Oops, that's the second time you've done that for me, thanks. I use the HTML tags instead of the wiki # when there are math tags in my list items. The wiki list markup can't deal with those. But yeah, if I'm going to use them, I should close them. Sorry, and thanks for the fix. -lethe talk + 21:45, 2 February 2006 (UTC)

Hmmm, the "more complicated" thing is probably only in the eye of the beholder. -- Jitse Niesen (talk) 21:20, 2 February 2006 (UTC)

Concerning the vector notation for matrices against the 'normal' matrix notation, I think they are more than just notation difference. For example, if you derive tr(A) with respect to A, you got the identity matrix using lethe notations. But if you are using the vector notation for matrices, you got a big n2 columns vector (I only consider square matrices here for the sake of my point), which can be viewed as the matrix representation of the linear map from square matrices of size n to the scalar in the canonical basis of square matrices, hence being the trace. Do you think this vision is accurate ? Ashigabou 02:29, 3 February 2006 (UTC)
Also, for \frac{\partial\mathbf{X}}{\partial\mathbf{X}} if you say this is by definition \frac{\partial vec(\mathbf{X})}{\partial vec(\mathbf{X})}, then you get a n2 x n2 big identity matrix, which is the matrix representation of Mn on itself, using the canonical basis. So the notation using vec and your notation are not just mere notation differences from my POV, but different object: you are talking about the derivative at one point (ie the scalar \; f^'(a)) and the big matrices are the representation of the linear map of t \mapsto t.f^'(a) if you go into the case of scalar functions. I don't know if what I am saying here makes sense yo you ? In any cases, I agree with you that the notation vec(X) is not that great, at least at the beginning. I found this article http://www4.ncsu.edu/~pfackler/MatCalc.pdf, and this is way too overkill for many cases from my POV Ashigabou 02:51, 3 February 2006 (UTC)

If you don't use the matrix product anywhere, then the two notations have to be the same, since a matrix is nothing other than a vector which has a special kind of product. -lethe talk + 06:47, 3 February 2006 (UTC)

Well, the problem is that you cannot get any complicated formula from the definitions without using product (composition and product rules). Also, when I was comparing notations, I was not talking about the notation for the definition (I agree they are essentially the same), but about the formula given after, which was for me the main problem for some time. When you say \frac{\partial\mathbf{A^t}\mathbf{A}}{\partial\mathbf{A}} = \mathbf{A^t} + \mathbf{A}, it is not obvious to see the link with the definition you gave (definition which I agree with), because both are matrices but not of the same size (abusing the equivalence between tensor and matrix). I feel like I explain really badly my point. Once again, I think my small stub User:Ashigabou/Matrix calculus#Origin of the formula shows what I am talking about. Ashigabou 09:18, 3 February 2006 (UTC)

- - - - -

◆ **Exercise description**: Reproduce the passage of the matrix calculus discussion above between "Oops, that's the" and "21:20, 2 February 2006 (UTC)", inclusive, without changing a word.

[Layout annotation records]
- - - - -

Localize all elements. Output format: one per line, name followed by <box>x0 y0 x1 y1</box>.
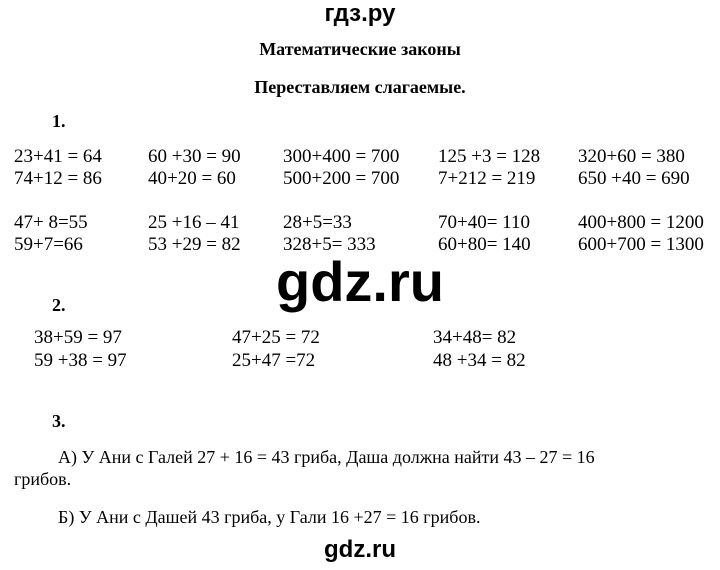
equation: 47+ 8=55 <box>14 212 88 233</box>
equation: 500+200 = 700 <box>283 168 400 189</box>
equation: 59 +38 = 97 <box>34 350 127 371</box>
answer-a-continuation: грибов. <box>14 469 72 489</box>
equation: 25 +16 – 41 <box>148 212 240 233</box>
equation: 7+212 = 219 <box>438 168 536 189</box>
equation: 25+47 =72 <box>232 350 316 371</box>
equation: 400+800 = 1200 <box>578 212 704 233</box>
equation: 28+5=33 <box>283 212 352 233</box>
answer-b-line: Б) У Ани с Дашей 43 гриба, у Гали 16 +27 = 16 грибов. <box>58 507 481 527</box>
equation: 600+700 = 1300 <box>578 234 704 255</box>
equation: 48 +34 = 82 <box>433 350 526 371</box>
equation: 70+40= 110 <box>438 212 530 233</box>
page-subtitle: Переставляем слагаемые. <box>254 77 466 97</box>
equation: 328+5= 333 <box>283 234 376 255</box>
equation: 320+60 = 380 <box>578 146 685 167</box>
equation: 650 +40 = 690 <box>578 168 690 189</box>
equation: 60+80= 140 <box>438 234 531 255</box>
task-3-number: 3. <box>52 411 66 431</box>
task-1-number: 1. <box>52 111 66 131</box>
equation: 60 +30 = 90 <box>148 146 241 167</box>
answer-a-line: А) У Ани с Галей 27 + 16 = 43 гриба, Даша должна найти 43 – 27 = 16 <box>58 447 595 467</box>
equation: 47+25 = 72 <box>232 327 320 348</box>
equation: 40+20 = 60 <box>148 168 236 189</box>
equation: 125 +3 = 128 <box>438 146 541 167</box>
watermark-logo: gdz.ru <box>276 250 444 313</box>
site-logo-bottom: gdz.ru <box>324 536 396 563</box>
equation: 59+7=66 <box>14 234 83 255</box>
page-title: Математические законы <box>259 39 461 59</box>
equation: 38+59 = 97 <box>34 327 122 348</box>
task-2-number: 2. <box>52 295 66 315</box>
equation: 74+12 = 86 <box>14 168 102 189</box>
site-logo-top: гдз.ру <box>324 0 396 27</box>
equation: 300+400 = 700 <box>283 146 400 167</box>
equation: 34+48= 82 <box>433 327 517 348</box>
equation: 53 +29 = 82 <box>148 234 241 255</box>
equation: 23+41 = 64 <box>14 146 102 167</box>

- - - - -

◆ **Written solution**:
Oops, that's the second time you've done that for me, thanks. I use the HTML tags instead of the wiki # when there are math tags in my list items. The wiki list markup can't deal with those. But yeah, if I'm going to use them, I should close them. Sorry, and thanks for the fix. -lethe talk + 21:45, 2 February 2006 (UTC)

Hmmm, the "more complicated" thing is probably only in the eye of the beholder. -- Jitse Niesen (talk) 21:20, 2 February 2006 (UTC)